* DATA IN THIS EXERCISE
▬▬▬▬▬▬
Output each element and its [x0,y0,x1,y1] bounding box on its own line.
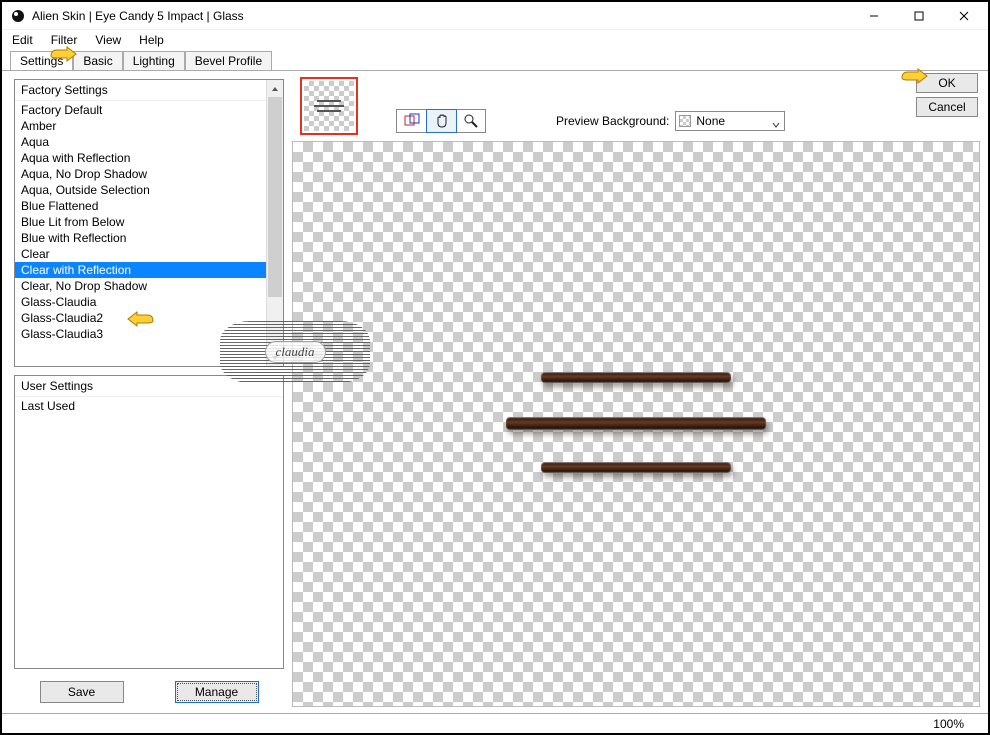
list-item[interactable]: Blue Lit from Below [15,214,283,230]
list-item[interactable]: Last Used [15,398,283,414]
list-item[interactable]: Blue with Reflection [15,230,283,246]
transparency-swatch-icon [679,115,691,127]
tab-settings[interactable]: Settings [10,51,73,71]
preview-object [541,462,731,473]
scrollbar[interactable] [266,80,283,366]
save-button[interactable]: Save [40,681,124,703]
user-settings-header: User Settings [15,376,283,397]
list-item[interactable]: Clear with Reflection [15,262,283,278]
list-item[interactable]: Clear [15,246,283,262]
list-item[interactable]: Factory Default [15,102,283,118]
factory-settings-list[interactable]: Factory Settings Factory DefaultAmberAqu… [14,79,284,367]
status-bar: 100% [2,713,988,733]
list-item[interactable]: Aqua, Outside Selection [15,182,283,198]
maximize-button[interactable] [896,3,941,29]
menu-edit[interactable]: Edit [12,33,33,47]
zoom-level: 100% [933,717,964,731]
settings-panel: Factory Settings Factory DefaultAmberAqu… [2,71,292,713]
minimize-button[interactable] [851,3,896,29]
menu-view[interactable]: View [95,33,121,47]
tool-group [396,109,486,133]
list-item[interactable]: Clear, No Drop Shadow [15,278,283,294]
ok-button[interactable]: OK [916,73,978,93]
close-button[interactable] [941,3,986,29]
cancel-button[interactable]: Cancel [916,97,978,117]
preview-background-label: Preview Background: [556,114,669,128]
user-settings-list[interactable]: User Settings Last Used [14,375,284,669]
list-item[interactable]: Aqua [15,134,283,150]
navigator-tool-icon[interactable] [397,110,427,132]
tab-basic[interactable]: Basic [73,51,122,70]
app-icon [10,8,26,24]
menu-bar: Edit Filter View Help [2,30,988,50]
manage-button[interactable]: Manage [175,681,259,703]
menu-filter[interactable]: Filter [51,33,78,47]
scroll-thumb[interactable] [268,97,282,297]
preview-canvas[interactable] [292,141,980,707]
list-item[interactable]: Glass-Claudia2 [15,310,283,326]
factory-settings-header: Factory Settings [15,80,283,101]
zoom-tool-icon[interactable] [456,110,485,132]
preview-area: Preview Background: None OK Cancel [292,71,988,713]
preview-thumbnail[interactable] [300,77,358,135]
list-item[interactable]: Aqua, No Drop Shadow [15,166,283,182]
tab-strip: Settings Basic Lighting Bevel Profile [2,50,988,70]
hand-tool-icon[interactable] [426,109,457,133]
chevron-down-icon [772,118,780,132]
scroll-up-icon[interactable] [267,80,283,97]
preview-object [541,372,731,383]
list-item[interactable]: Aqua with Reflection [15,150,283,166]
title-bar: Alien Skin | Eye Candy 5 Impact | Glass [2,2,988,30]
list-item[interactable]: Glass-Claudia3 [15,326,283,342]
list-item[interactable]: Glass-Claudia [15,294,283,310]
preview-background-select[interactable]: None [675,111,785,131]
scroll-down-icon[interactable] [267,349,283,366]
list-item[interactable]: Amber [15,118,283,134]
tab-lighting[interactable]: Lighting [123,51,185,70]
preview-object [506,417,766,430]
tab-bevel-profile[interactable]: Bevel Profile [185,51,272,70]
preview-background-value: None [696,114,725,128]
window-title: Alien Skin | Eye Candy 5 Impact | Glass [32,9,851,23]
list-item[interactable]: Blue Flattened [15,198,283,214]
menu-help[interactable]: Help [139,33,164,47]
▬▬▬▬▬▬
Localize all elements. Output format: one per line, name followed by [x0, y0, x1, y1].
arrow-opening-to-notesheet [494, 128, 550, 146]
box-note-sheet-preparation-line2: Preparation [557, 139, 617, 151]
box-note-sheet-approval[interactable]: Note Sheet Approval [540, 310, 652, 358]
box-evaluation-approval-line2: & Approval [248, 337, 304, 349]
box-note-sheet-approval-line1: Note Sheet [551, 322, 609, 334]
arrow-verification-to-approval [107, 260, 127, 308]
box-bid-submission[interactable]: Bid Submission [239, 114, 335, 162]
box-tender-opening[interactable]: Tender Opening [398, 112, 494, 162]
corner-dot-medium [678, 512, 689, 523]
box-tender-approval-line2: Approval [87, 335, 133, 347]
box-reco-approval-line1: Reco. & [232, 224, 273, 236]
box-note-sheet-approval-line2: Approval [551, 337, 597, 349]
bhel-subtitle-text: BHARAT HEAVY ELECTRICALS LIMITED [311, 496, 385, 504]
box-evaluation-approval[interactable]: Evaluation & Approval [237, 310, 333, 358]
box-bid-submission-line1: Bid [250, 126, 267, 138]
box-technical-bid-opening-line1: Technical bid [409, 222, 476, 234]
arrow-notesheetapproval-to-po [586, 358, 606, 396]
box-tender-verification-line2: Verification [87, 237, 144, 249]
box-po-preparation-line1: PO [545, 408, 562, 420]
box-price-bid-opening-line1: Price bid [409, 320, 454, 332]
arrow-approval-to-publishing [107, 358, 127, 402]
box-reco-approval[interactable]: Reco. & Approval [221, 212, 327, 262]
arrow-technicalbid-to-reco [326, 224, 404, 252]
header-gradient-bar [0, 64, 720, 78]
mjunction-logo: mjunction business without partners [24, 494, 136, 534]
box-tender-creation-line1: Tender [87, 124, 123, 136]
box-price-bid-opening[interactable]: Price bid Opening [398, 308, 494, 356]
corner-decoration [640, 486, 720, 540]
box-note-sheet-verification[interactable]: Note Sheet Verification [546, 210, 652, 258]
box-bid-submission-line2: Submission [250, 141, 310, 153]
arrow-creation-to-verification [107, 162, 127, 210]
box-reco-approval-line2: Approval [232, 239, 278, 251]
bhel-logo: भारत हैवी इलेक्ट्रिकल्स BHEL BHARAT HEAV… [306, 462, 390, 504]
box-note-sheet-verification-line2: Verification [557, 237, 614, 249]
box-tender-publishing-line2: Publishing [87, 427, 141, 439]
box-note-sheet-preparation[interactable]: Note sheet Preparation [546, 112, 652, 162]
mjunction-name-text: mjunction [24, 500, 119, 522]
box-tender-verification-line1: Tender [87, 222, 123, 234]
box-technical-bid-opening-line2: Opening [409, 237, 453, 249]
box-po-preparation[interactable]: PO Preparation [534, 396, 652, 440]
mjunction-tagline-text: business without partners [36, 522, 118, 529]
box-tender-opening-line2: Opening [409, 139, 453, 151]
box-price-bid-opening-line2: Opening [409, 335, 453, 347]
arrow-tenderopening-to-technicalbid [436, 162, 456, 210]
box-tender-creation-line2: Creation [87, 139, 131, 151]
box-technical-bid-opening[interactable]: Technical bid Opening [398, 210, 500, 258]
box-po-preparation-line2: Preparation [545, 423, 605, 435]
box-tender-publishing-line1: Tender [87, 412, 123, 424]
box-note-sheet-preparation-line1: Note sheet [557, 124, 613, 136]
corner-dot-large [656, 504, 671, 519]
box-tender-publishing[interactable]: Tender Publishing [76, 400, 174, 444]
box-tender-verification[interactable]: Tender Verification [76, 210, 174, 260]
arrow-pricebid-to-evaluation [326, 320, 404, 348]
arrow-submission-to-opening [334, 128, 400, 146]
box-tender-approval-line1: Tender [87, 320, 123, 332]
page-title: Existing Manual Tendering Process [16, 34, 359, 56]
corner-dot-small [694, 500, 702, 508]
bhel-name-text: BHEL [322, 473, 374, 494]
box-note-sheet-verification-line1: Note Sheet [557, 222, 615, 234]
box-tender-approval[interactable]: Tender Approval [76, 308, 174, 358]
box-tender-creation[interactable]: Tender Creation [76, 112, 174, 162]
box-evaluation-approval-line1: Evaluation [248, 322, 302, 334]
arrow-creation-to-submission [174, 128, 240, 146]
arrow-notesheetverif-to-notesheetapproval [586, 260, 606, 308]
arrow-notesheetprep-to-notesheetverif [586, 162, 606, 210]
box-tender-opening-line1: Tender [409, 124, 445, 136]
▬▬▬▬▬▬
* YOUR OBJECTIVE
Repeat the data lines between the line holding "list-item[interactable]: Blue Lit" and the line holding "app-icon [10,8,26,24]", inclusive.

* REPLY TO THE EXERCISE
list-item[interactable]: Blue Lit from Below [15,214,283,230]
list-item[interactable]: Last Used [15,398,283,414]
list-item[interactable]: Blue with Reflection [15,230,283,246]
transparency-swatch-icon [679,115,691,127]
tab-settings[interactable]: Settings [10,51,73,71]
preview-object [541,462,731,473]
scrollbar[interactable] [266,80,283,366]
save-button[interactable]: Save [40,681,124,703]
user-settings-header: User Settings [15,376,283,397]
list-item[interactable]: Clear with Reflection [15,262,283,278]
list-item[interactable]: Clear [15,246,283,262]
list-item[interactable]: Factory Default [15,102,283,118]
factory-settings-list[interactable]: Factory Settings Factory DefaultAmberAqu… [14,79,284,367]
status-bar: 100% [2,713,988,733]
list-item[interactable]: Aqua, Outside Selection [15,182,283,198]
maximize-button[interactable] [896,3,941,29]
menu-edit[interactable]: Edit [12,33,33,47]
zoom-level: 100% [933,717,964,731]
settings-panel: Factory Settings Factory DefaultAmberAqu… [2,71,292,713]
minimize-button[interactable] [851,3,896,29]
menu-view[interactable]: View [95,33,121,47]
tool-group [396,109,486,133]
list-item[interactable]: Clear, No Drop Shadow [15,278,283,294]
ok-button[interactable]: OK [916,73,978,93]
close-button[interactable] [941,3,986,29]
cancel-button[interactable]: Cancel [916,97,978,117]
preview-background-label: Preview Background: [556,114,669,128]
user-settings-list[interactable]: User Settings Last Used [14,375,284,669]
list-item[interactable]: Aqua [15,134,283,150]
navigator-tool-icon[interactable] [397,110,427,132]
tab-basic[interactable]: Basic [73,51,122,70]
app-icon [10,8,26,24]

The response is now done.